Each record below is to be reproduced without any change.

*** Task input ***

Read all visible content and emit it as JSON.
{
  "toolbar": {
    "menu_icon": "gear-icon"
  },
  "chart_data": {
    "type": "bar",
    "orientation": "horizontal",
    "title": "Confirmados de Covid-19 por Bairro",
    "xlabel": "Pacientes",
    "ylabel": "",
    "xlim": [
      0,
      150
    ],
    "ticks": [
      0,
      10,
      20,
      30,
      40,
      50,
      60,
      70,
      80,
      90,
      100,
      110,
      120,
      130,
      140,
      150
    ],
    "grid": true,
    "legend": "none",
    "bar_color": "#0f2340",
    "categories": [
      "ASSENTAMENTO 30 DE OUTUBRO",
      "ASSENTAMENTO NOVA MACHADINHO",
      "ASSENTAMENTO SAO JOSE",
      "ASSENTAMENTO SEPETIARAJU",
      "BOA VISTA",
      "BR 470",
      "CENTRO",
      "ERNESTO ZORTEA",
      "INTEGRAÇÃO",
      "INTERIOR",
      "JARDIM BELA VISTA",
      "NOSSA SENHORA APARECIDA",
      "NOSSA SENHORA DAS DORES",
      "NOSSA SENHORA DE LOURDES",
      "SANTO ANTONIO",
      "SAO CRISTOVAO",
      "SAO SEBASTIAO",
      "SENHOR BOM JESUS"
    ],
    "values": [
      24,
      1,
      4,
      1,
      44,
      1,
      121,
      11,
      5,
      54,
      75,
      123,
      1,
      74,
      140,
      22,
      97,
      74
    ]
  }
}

***

Result for this task:
Read all visible content and emit it as JSON.
{
  "toolbar": {
    "menu_icon": "gear-icon"
  },
  "chart_data": {
    "type": "bar",
    "orientation": "horizontal",
    "title": "Confirmados de Covid-19 por Bairro",
    "xlabel": "Pacientes",
    "ylabel": "",
    "xlim": [
      0,
      150
    ],
    "ticks": [
      0,
      10,
      20,
      30,
      40,
      50,
      60,
      70,
      80,
      90,
      100,
      110,
      120,
      130,
      140,
      150
    ],
    "grid": true,
    "legend": "none",
    "bar_color": "#0f2340",
    "categories": [
      "ASSENTAMENTO 30 DE OUTUBRO",
      "ASSENTAMENTO NOVA MACHADINHO",
      "ASSENTAMENTO SAO JOSE",
      "ASSENTAMENTO SEPETIARAJU",
      "BOA VISTA",
      "BR 470",
      "CENTRO",
      "ERNESTO ZORTEA",
      "INTEGRAÇÃO",
      "INTERIOR",
      "JARDIM BELA VISTA",
      "NOSSA SENHORA APARECIDA",
      "NOSSA SENHORA DAS DORES",
      "NOSSA SENHORA DE LOURDES",
      "SANTO ANTONIO",
      "SAO CRISTOVAO",
      "SAO SEBASTIAO",
      "SENHOR BOM JESUS"
    ],
    "values": [
      24,
      1,
      4,
      1,
      44,
      1,
      121,
      11,
      5,
      54,
      75,
      123,
      1,
      74,
      140,
      22,
      97,
      74
    ]
  }
}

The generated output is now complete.